THE REQUEST ▸ Transcribe the records that follow exactly. Skip the pictures.

___ RECORDS

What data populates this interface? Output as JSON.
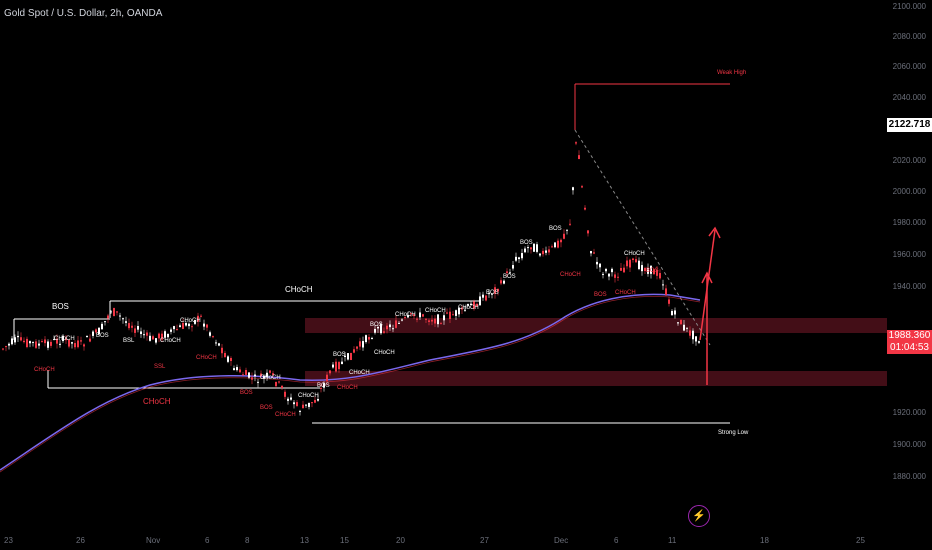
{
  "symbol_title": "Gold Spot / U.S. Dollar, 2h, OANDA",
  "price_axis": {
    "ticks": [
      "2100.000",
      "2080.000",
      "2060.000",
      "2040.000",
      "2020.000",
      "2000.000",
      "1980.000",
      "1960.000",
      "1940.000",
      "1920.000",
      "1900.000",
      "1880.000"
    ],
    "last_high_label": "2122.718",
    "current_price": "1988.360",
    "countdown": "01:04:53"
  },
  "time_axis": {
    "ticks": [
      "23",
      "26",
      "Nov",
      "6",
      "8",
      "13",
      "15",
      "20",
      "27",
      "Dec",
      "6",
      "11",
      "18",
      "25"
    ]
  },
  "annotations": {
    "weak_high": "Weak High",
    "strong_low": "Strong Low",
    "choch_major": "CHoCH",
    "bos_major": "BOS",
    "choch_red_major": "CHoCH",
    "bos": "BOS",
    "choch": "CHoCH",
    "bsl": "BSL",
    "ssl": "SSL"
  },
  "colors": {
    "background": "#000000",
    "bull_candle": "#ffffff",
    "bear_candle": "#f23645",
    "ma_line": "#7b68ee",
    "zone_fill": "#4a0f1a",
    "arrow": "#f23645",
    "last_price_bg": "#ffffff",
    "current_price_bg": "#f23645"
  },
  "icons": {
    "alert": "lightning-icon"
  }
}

______

THE RESULT ▸
What data populates this interface? Output as JSON.
{
  "symbol_title": "Gold Spot / U.S. Dollar, 2h, OANDA",
  "price_axis": {
    "ticks": [
      "2100.000",
      "2080.000",
      "2060.000",
      "2040.000",
      "2020.000",
      "2000.000",
      "1980.000",
      "1960.000",
      "1940.000",
      "1920.000",
      "1900.000",
      "1880.000"
    ],
    "last_high_label": "2122.718",
    "current_price": "1988.360",
    "countdown": "01:04:53"
  },
  "time_axis": {
    "ticks": [
      "23",
      "26",
      "Nov",
      "6",
      "8",
      "13",
      "15",
      "20",
      "27",
      "Dec",
      "6",
      "11",
      "18",
      "25"
    ]
  },
  "annotations": {
    "weak_high": "Weak High",
    "strong_low": "Strong Low",
    "choch_major": "CHoCH",
    "bos_major": "BOS",
    "choch_red_major": "CHoCH",
    "bos": "BOS",
    "choch": "CHoCH",
    "bsl": "BSL",
    "ssl": "SSL"
  },
  "colors": {
    "background": "#000000",
    "bull_candle": "#ffffff",
    "bear_candle": "#f23645",
    "ma_line": "#7b68ee",
    "zone_fill": "#4a0f1a",
    "arrow": "#f23645",
    "last_price_bg": "#ffffff",
    "current_price_bg": "#f23645"
  },
  "icons": {
    "alert": "lightning-icon"
  }
}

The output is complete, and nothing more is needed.